> _What you will do_: Copy nothing but the text: repeat each entry exactly and drop the images.
- - - - - - -
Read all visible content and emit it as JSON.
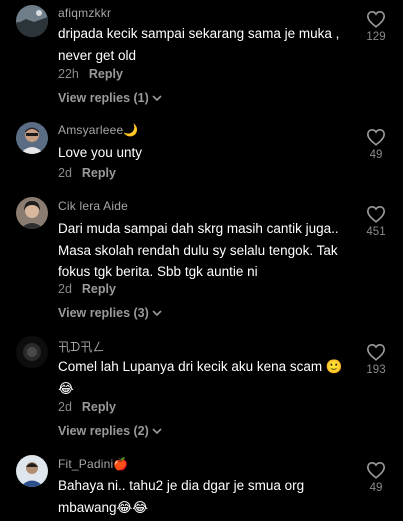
{
  "comments": [
    {
      "username": "afiqmzkkr",
      "text": "dripada kecik sampai sekarang sama je muka , never get old",
      "time": "22h",
      "reply_label": "Reply",
      "view_replies": "View replies (1)",
      "likes": "129",
      "avatar_icon": "avatar-landscape"
    },
    {
      "username": "Amsyarleee🌙",
      "text": "Love you unty",
      "time": "2d",
      "reply_label": "Reply",
      "likes": "49",
      "avatar_icon": "avatar-person"
    },
    {
      "username": "Cik lera Aide",
      "text": "Dari muda sampai dah skrg masih cantik juga.. Masa skolah rendah dulu sy selalu tengok. Tak fokus tgk berita. Sbb tgk auntie ni",
      "time": "2d",
      "reply_label": "Reply",
      "view_replies": "View replies (3)",
      "likes": "451",
      "avatar_icon": "avatar-person"
    },
    {
      "username": "卂ᗪ卂ㄥ",
      "text": "Comel lah Lupanya dri kecik aku kena scam 🙂😂",
      "time": "2d",
      "reply_label": "Reply",
      "view_replies": "View replies (2)",
      "likes": "193",
      "avatar_icon": "avatar-dark"
    },
    {
      "username": "Fit_Padini🍎",
      "text": "Bahaya ni.. tahu2 je dia dgar je smua org mbawang😂😂",
      "time": "",
      "reply_label": "",
      "likes": "49",
      "avatar_icon": "avatar-person"
    }
  ],
  "colors": {
    "background": "#000000",
    "text": "#ffffff",
    "muted": "#8a8a8a"
  }
}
- - - - - - -
> _Written answer_:
Read all visible content and emit it as JSON.
{
  "comments": [
    {
      "username": "afiqmzkkr",
      "text": "dripada kecik sampai sekarang sama je muka , never get old",
      "time": "22h",
      "reply_label": "Reply",
      "view_replies": "View replies (1)",
      "likes": "129",
      "avatar_icon": "avatar-landscape"
    },
    {
      "username": "Amsyarleee🌙",
      "text": "Love you unty",
      "time": "2d",
      "reply_label": "Reply",
      "likes": "49",
      "avatar_icon": "avatar-person"
    },
    {
      "username": "Cik lera Aide",
      "text": "Dari muda sampai dah skrg masih cantik juga.. Masa skolah rendah dulu sy selalu tengok. Tak fokus tgk berita. Sbb tgk auntie ni",
      "time": "2d",
      "reply_label": "Reply",
      "view_replies": "View replies (3)",
      "likes": "451",
      "avatar_icon": "avatar-person"
    },
    {
      "username": "卂ᗪ卂ㄥ",
      "text": "Comel lah Lupanya dri kecik aku kena scam 🙂😂",
      "time": "2d",
      "reply_label": "Reply",
      "view_replies": "View replies (2)",
      "likes": "193",
      "avatar_icon": "avatar-dark"
    },
    {
      "username": "Fit_Padini🍎",
      "text": "Bahaya ni.. tahu2 je dia dgar je smua org mbawang😂😂",
      "time": "",
      "reply_label": "",
      "likes": "49",
      "avatar_icon": "avatar-person"
    }
  ],
  "colors": {
    "background": "#000000",
    "text": "#ffffff",
    "muted": "#8a8a8a"
  }
}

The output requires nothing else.